■ What you need to do: Your answer is a single number: the count of lines that contain the string "Rudolf".
--- BEGIN Given records ---
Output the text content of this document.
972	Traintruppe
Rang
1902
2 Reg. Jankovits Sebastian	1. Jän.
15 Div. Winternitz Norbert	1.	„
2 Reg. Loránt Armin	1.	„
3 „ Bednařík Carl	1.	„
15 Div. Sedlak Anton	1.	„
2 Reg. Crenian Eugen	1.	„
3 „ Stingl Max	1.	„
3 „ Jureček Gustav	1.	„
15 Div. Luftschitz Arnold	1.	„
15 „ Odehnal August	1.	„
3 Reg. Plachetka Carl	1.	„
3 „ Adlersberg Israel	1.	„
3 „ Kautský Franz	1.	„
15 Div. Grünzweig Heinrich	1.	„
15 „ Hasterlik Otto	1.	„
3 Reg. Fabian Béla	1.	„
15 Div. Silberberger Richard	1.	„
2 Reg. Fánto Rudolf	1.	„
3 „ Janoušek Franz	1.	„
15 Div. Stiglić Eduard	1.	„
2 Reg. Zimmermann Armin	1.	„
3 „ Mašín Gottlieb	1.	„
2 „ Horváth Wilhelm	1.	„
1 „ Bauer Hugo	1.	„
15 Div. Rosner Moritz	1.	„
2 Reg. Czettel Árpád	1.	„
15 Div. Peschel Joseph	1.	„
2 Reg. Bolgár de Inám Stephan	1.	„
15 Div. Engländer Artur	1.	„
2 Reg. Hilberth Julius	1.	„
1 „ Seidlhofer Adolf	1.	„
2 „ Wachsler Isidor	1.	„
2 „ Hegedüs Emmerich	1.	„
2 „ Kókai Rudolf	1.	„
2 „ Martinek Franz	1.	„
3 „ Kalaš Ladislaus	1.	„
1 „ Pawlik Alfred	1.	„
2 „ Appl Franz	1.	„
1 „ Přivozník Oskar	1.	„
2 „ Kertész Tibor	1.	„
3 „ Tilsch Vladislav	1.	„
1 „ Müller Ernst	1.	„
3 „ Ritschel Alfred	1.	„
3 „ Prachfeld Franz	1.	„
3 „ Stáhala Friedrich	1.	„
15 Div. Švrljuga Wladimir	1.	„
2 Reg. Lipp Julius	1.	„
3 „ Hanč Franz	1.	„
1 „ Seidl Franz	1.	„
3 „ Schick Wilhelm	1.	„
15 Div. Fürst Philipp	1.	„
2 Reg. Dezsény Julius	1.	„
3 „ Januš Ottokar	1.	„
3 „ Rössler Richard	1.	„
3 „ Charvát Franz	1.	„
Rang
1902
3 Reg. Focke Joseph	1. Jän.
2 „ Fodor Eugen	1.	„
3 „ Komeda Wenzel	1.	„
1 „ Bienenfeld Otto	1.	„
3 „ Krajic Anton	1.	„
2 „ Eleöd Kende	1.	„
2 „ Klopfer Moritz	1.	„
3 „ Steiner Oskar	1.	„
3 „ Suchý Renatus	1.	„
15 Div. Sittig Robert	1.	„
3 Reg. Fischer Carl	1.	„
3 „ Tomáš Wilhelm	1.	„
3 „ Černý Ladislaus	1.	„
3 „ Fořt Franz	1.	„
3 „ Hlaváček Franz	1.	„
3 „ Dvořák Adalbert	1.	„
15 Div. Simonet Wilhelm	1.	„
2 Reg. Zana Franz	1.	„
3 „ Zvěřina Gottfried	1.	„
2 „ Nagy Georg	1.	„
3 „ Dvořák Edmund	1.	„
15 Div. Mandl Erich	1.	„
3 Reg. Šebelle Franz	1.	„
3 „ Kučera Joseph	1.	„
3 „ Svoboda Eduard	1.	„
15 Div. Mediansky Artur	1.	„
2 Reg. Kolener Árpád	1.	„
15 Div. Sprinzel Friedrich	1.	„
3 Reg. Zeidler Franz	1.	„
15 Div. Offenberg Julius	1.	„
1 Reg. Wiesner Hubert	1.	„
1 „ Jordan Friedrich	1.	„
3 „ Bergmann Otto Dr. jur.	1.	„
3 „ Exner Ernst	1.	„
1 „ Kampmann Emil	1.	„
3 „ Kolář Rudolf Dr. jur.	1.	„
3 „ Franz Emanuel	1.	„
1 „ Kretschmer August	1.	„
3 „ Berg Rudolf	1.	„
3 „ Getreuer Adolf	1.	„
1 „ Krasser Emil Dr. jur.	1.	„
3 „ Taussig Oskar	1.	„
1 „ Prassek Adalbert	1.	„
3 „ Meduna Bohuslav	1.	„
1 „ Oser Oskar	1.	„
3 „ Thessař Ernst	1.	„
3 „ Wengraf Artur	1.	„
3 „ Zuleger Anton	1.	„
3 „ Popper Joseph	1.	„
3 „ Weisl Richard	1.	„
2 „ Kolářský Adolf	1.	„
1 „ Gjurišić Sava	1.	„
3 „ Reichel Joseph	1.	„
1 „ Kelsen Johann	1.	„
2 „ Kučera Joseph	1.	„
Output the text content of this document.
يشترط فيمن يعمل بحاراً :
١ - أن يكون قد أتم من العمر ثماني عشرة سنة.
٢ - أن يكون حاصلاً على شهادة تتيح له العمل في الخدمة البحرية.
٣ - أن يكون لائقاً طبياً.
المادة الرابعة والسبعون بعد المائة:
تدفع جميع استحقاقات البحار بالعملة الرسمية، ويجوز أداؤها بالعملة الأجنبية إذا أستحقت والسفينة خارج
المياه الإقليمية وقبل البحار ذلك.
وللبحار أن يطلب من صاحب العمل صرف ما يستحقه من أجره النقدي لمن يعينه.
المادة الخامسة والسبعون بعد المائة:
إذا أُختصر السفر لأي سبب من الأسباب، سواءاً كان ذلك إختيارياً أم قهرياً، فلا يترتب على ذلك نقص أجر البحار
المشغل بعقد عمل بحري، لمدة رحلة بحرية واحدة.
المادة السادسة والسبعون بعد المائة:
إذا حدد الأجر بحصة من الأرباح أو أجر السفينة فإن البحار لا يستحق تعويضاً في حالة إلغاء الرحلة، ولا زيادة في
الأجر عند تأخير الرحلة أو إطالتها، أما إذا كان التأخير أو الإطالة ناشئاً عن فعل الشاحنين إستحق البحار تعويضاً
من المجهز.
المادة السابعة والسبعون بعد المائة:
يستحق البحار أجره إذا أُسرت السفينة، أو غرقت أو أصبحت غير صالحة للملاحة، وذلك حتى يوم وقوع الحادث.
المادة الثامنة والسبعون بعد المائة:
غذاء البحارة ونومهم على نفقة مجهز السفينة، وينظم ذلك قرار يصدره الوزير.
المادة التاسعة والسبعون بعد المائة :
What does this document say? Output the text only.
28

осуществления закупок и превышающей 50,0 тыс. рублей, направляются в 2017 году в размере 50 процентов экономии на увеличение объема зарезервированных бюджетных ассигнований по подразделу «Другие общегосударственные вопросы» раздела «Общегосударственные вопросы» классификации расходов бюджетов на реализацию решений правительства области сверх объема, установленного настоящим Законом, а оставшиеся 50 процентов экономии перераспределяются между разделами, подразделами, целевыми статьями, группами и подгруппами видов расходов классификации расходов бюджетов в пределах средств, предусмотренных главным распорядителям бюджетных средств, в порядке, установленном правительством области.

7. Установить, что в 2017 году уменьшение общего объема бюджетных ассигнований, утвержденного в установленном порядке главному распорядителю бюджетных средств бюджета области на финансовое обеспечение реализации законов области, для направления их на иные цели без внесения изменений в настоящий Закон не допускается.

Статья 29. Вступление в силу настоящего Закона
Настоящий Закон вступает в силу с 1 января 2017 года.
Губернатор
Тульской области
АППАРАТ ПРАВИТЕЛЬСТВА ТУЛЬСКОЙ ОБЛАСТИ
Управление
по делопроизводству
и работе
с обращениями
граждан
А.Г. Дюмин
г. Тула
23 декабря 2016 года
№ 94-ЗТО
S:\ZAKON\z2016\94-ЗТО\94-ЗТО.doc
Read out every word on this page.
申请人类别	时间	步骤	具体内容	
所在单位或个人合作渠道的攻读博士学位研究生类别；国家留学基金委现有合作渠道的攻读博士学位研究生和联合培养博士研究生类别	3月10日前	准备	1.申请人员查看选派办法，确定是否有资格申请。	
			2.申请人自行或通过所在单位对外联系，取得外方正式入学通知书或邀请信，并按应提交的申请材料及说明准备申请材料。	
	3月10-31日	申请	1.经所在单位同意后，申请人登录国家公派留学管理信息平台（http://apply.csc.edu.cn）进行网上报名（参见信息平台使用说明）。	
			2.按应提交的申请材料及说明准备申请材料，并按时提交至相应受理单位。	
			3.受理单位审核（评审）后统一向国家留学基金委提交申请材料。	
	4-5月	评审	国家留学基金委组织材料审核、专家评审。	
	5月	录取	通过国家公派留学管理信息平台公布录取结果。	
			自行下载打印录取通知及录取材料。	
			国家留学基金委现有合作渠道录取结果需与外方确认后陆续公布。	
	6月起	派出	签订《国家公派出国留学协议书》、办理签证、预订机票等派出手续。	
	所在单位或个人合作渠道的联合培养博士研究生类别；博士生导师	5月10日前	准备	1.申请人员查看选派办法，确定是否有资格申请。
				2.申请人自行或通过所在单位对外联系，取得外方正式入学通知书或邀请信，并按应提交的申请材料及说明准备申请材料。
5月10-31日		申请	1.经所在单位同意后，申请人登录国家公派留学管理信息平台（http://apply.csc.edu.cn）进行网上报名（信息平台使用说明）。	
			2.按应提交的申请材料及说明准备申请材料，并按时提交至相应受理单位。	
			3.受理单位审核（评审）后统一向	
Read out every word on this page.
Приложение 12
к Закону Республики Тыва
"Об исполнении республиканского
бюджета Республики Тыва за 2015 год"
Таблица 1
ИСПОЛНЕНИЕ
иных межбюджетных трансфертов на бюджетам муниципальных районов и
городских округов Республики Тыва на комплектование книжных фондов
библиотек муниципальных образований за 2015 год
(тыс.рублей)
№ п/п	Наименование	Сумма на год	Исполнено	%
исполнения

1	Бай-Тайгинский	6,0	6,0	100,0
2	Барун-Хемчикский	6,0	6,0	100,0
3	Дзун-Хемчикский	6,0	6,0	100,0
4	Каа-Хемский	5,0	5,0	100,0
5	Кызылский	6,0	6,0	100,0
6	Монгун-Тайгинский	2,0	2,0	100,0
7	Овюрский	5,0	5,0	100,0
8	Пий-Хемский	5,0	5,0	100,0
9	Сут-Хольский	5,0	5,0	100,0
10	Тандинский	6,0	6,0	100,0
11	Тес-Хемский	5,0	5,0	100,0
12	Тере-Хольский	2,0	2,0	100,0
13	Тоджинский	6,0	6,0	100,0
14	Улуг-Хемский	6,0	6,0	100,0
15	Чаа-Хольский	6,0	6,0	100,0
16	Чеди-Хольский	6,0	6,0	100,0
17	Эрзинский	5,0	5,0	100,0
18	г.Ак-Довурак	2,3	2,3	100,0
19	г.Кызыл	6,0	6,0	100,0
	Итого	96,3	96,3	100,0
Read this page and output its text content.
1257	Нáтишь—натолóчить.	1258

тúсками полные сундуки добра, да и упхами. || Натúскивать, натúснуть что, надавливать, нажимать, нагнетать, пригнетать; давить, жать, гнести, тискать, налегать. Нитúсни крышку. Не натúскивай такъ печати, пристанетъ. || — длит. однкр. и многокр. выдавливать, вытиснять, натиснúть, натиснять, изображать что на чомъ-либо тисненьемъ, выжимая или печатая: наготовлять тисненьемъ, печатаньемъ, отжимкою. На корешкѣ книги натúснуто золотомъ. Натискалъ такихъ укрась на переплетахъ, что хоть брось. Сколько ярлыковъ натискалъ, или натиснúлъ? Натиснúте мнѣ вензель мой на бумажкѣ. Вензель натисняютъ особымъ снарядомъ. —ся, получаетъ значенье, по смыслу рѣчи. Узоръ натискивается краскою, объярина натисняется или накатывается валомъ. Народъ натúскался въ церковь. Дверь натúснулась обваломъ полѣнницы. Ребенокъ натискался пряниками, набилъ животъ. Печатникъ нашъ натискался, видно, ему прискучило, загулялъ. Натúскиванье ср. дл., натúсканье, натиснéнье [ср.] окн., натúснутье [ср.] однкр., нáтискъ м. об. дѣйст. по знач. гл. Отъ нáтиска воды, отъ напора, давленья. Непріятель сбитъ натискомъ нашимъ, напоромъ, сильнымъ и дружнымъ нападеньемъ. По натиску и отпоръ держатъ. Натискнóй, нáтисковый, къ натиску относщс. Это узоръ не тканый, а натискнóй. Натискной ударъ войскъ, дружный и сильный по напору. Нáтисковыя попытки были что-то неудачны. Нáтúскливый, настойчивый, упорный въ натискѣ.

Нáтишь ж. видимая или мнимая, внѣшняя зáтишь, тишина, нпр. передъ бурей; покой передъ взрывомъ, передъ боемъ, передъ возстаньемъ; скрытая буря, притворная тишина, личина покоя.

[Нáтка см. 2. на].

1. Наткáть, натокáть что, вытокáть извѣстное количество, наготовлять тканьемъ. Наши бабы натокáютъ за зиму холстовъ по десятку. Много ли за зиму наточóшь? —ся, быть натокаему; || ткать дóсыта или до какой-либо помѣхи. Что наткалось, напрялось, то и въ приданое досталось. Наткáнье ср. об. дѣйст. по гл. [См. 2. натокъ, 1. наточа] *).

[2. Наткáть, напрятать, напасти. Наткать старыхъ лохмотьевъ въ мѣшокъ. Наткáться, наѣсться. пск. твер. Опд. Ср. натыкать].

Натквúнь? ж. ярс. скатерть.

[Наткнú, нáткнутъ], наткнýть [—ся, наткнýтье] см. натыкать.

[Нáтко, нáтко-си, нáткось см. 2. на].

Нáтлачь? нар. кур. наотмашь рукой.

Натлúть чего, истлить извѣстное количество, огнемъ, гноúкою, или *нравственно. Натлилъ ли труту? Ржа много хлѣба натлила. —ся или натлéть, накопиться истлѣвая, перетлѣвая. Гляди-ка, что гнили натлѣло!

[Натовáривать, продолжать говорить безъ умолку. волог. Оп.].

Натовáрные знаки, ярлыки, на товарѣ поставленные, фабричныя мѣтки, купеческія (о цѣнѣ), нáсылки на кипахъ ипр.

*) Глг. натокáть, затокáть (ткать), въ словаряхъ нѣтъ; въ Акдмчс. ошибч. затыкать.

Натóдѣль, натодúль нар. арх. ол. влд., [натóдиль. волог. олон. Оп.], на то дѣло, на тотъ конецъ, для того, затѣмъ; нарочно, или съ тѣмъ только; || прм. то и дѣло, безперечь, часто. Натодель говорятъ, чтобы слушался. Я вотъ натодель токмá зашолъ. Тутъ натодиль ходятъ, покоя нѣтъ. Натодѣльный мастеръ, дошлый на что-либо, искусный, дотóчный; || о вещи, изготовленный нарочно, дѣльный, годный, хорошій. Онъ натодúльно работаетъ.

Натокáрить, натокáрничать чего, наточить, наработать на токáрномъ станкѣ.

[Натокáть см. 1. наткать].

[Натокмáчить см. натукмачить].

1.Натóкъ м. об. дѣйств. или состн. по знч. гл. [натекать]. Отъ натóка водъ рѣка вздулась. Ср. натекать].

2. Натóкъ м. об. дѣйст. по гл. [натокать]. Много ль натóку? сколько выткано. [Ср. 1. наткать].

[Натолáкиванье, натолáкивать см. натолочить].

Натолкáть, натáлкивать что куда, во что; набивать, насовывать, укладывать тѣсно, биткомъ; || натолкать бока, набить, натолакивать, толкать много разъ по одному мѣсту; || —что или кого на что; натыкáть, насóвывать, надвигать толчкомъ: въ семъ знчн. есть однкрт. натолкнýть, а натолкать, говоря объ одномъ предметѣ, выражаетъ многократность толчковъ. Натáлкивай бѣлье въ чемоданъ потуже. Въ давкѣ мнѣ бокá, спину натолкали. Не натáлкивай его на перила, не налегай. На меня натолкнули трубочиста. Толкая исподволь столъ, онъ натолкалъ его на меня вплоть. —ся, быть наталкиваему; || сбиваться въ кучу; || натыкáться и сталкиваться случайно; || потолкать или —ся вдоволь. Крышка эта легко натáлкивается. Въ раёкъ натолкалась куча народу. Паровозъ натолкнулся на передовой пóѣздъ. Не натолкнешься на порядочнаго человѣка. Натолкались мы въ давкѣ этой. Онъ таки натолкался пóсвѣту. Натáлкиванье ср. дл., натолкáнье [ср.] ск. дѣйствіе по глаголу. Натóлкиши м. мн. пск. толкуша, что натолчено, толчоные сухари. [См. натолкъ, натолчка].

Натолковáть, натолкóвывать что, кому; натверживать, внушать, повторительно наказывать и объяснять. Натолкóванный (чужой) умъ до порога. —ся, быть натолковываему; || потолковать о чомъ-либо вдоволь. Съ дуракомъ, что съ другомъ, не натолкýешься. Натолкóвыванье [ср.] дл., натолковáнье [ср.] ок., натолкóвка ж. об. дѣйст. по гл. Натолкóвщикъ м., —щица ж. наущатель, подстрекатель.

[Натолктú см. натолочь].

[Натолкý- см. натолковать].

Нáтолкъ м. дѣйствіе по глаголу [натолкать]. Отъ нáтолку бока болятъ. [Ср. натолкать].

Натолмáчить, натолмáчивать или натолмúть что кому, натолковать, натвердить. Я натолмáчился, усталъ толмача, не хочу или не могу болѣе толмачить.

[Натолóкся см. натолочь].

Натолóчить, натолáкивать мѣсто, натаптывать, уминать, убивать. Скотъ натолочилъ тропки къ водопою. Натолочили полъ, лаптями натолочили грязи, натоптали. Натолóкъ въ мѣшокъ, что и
--- END Given records ---
■ Full output: 4